(Requirement) Copy each line that holds "type".
-----
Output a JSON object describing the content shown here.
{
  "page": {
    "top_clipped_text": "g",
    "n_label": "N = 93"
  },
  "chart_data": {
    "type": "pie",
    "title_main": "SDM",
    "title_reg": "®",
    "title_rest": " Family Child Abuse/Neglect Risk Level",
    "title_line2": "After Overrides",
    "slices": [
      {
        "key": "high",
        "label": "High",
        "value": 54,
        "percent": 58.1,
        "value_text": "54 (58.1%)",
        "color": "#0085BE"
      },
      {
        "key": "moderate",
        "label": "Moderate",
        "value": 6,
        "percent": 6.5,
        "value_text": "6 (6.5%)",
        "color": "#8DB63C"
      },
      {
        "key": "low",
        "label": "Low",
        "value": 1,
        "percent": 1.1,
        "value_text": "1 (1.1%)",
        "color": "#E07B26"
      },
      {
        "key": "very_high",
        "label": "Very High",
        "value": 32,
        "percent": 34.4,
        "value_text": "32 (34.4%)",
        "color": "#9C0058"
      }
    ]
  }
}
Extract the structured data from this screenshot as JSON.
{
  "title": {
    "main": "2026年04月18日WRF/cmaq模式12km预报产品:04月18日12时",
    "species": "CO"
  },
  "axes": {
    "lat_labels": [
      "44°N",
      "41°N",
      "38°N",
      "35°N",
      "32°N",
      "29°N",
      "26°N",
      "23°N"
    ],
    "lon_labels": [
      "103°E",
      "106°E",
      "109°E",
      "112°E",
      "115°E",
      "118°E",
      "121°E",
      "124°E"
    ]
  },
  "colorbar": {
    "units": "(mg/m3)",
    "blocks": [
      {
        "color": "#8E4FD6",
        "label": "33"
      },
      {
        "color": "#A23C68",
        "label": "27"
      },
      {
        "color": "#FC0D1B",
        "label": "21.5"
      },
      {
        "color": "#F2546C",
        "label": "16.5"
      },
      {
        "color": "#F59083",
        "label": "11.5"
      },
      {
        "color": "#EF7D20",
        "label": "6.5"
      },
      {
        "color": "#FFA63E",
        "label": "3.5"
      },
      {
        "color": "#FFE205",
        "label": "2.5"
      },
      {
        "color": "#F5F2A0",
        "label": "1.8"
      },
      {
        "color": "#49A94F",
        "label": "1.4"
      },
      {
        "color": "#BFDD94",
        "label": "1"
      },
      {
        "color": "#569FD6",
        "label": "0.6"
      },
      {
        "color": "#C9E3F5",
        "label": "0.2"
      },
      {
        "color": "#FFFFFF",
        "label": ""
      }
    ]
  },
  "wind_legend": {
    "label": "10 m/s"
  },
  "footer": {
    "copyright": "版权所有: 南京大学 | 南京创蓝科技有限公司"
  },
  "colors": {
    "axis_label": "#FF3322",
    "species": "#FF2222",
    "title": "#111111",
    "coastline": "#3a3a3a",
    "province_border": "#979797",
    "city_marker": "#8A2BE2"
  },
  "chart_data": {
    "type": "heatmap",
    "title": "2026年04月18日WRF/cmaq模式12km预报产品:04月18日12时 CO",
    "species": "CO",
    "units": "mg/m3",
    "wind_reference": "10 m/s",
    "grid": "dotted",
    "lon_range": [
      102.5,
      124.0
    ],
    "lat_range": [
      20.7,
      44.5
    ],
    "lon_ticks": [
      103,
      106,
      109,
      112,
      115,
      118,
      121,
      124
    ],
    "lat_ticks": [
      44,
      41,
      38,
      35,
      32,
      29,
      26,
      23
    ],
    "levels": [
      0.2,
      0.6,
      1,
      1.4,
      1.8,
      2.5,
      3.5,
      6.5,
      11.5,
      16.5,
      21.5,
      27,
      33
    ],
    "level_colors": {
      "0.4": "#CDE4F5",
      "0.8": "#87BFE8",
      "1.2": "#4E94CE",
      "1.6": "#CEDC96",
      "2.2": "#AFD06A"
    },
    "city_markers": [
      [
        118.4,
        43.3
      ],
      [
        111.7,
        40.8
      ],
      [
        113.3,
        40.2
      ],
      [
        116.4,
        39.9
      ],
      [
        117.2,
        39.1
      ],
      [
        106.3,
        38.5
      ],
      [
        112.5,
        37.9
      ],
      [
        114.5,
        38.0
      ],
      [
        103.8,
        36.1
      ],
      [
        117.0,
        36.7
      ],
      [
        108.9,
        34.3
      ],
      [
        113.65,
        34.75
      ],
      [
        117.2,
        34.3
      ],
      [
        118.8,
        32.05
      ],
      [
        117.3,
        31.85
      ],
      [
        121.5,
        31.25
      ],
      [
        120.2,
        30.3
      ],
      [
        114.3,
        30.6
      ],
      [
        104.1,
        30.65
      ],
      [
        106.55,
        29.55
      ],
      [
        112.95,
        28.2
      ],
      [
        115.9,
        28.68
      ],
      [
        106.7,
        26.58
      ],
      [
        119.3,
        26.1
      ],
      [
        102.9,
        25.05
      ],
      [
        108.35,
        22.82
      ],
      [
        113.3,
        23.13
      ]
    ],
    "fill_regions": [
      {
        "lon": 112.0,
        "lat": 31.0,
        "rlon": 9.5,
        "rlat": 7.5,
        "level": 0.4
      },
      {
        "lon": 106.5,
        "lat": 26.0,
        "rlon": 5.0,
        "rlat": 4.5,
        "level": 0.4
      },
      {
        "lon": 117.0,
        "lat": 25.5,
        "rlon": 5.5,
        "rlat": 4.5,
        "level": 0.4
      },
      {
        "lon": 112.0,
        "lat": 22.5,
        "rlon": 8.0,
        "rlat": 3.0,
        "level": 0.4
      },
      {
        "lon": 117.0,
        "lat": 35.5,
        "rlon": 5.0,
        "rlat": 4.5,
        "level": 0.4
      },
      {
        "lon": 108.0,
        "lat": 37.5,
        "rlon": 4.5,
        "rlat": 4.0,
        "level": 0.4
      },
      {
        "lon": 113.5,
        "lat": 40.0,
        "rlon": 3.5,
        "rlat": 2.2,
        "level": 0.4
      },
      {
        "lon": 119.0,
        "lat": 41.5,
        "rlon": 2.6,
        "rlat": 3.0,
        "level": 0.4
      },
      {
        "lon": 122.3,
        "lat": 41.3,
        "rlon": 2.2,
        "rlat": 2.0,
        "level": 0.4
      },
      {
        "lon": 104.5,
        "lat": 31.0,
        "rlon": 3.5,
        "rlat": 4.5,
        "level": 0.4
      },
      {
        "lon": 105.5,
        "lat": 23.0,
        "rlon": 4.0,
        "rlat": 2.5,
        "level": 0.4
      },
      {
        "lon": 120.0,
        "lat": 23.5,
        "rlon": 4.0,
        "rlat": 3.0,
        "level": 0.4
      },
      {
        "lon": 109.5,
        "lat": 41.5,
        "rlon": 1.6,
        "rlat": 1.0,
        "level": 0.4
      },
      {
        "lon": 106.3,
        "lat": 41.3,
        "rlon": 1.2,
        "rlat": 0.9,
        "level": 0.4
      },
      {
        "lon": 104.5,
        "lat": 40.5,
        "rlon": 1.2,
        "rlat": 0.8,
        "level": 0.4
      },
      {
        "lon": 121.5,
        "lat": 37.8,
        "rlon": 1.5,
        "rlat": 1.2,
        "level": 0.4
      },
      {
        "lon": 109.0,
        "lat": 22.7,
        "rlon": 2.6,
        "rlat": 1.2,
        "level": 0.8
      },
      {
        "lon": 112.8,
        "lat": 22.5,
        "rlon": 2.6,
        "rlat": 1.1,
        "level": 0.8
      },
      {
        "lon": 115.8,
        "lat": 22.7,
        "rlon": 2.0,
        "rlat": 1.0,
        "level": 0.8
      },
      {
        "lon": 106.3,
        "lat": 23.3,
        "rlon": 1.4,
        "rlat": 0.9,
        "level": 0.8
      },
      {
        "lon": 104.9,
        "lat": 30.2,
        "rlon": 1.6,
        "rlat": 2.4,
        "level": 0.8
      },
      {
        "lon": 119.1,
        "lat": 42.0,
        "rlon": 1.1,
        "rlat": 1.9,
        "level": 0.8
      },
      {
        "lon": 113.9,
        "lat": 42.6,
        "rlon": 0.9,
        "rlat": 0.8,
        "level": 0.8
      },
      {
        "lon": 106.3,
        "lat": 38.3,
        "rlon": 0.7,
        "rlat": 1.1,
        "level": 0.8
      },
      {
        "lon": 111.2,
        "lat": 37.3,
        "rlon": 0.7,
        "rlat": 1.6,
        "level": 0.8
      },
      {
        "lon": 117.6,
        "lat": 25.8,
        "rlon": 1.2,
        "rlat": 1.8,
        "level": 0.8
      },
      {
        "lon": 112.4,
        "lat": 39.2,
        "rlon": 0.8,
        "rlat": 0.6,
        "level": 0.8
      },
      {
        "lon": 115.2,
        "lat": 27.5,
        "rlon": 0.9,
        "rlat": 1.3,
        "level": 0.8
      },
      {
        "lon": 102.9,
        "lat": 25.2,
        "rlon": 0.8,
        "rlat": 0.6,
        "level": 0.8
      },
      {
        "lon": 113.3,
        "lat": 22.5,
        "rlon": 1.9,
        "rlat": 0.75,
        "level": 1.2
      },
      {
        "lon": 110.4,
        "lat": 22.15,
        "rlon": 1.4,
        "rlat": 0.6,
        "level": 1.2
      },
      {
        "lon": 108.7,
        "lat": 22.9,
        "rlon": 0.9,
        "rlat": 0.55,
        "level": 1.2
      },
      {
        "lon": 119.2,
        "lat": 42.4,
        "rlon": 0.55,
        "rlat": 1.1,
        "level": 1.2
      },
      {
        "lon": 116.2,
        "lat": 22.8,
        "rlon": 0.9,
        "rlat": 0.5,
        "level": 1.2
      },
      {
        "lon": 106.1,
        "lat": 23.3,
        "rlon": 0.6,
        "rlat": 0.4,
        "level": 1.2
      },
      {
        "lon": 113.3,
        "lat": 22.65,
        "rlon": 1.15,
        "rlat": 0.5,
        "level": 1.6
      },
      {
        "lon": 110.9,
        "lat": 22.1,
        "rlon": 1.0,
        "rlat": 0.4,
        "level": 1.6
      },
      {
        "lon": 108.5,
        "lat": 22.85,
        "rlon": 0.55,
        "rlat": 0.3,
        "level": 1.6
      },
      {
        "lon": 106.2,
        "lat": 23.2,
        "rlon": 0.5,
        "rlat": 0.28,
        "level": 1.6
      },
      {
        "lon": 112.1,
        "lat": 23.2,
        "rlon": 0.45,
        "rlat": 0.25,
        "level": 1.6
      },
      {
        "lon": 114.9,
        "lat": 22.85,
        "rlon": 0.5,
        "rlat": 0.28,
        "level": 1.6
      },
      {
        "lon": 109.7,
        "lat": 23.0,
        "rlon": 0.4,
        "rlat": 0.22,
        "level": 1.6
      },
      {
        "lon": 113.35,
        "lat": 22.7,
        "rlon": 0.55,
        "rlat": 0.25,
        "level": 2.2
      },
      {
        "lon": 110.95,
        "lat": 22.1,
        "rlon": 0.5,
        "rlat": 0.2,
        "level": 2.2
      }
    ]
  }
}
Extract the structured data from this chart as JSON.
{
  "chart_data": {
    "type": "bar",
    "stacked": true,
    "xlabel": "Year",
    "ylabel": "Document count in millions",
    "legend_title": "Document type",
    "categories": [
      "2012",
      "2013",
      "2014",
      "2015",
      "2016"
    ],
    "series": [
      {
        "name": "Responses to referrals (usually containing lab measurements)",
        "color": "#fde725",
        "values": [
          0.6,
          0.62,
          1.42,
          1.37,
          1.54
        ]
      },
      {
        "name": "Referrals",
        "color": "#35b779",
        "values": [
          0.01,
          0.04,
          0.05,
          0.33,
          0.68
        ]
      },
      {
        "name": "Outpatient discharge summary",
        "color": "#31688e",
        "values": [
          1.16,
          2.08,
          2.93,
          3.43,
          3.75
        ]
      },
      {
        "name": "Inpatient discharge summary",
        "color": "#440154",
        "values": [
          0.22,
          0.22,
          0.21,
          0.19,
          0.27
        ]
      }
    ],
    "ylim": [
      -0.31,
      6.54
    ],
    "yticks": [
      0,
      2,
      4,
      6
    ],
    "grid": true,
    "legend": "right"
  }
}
-----
(Complete response)
    "type": "pie",
    "type": "heatmap",
    "type": "bar",
    "legend_title": "Document type",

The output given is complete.